| Dataset records |
┄┄┄┄┄┄┄┄┄┄

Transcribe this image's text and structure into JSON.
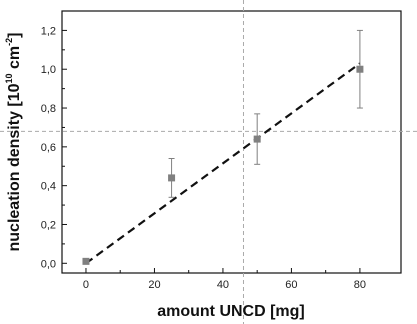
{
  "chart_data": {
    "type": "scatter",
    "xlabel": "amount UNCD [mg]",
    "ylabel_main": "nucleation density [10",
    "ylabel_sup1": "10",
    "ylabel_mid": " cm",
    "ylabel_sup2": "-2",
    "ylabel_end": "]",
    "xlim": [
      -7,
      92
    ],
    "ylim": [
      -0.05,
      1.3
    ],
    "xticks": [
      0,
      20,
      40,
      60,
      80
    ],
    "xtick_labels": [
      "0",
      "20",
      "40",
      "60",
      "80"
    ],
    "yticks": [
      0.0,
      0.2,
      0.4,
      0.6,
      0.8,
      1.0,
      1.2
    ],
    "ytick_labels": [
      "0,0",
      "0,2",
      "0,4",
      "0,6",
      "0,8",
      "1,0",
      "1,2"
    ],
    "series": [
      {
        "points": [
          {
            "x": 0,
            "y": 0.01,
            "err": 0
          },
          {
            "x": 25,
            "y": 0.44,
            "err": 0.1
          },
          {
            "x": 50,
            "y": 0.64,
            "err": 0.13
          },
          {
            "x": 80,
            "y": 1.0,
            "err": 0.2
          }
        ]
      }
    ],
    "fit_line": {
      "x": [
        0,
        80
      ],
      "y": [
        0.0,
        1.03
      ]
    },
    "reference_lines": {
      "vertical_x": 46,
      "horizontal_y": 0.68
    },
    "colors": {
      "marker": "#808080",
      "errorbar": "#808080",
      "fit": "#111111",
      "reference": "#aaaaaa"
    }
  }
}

┄┄┄┄┄┄┄┄┄┄

| What the task requires |
Give every line above again exactly, with no pictures.

| Correct output |
Transcribe this image's text and structure into JSON.
{
  "chart_data": {
    "type": "scatter",
    "xlabel": "amount UNCD [mg]",
    "ylabel_main": "nucleation density [10",
    "ylabel_sup1": "10",
    "ylabel_mid": " cm",
    "ylabel_sup2": "-2",
    "ylabel_end": "]",
    "xlim": [
      -7,
      92
    ],
    "ylim": [
      -0.05,
      1.3
    ],
    "xticks": [
      0,
      20,
      40,
      60,
      80
    ],
    "xtick_labels": [
      "0",
      "20",
      "40",
      "60",
      "80"
    ],
    "yticks": [
      0.0,
      0.2,
      0.4,
      0.6,
      0.8,
      1.0,
      1.2
    ],
    "ytick_labels": [
      "0,0",
      "0,2",
      "0,4",
      "0,6",
      "0,8",
      "1,0",
      "1,2"
    ],
    "series": [
      {
        "points": [
          {
            "x": 0,
            "y": 0.01,
            "err": 0
          },
          {
            "x": 25,
            "y": 0.44,
            "err": 0.1
          },
          {
            "x": 50,
            "y": 0.64,
            "err": 0.13
          },
          {
            "x": 80,
            "y": 1.0,
            "err": 0.2
          }
        ]
      }
    ],
    "fit_line": {
      "x": [
        0,
        80
      ],
      "y": [
        0.0,
        1.03
      ]
    },
    "reference_lines": {
      "vertical_x": 46,
      "horizontal_y": 0.68
    },
    "colors": {
      "marker": "#808080",
      "errorbar": "#808080",
      "fit": "#111111",
      "reference": "#aaaaaa"
    }
  }
}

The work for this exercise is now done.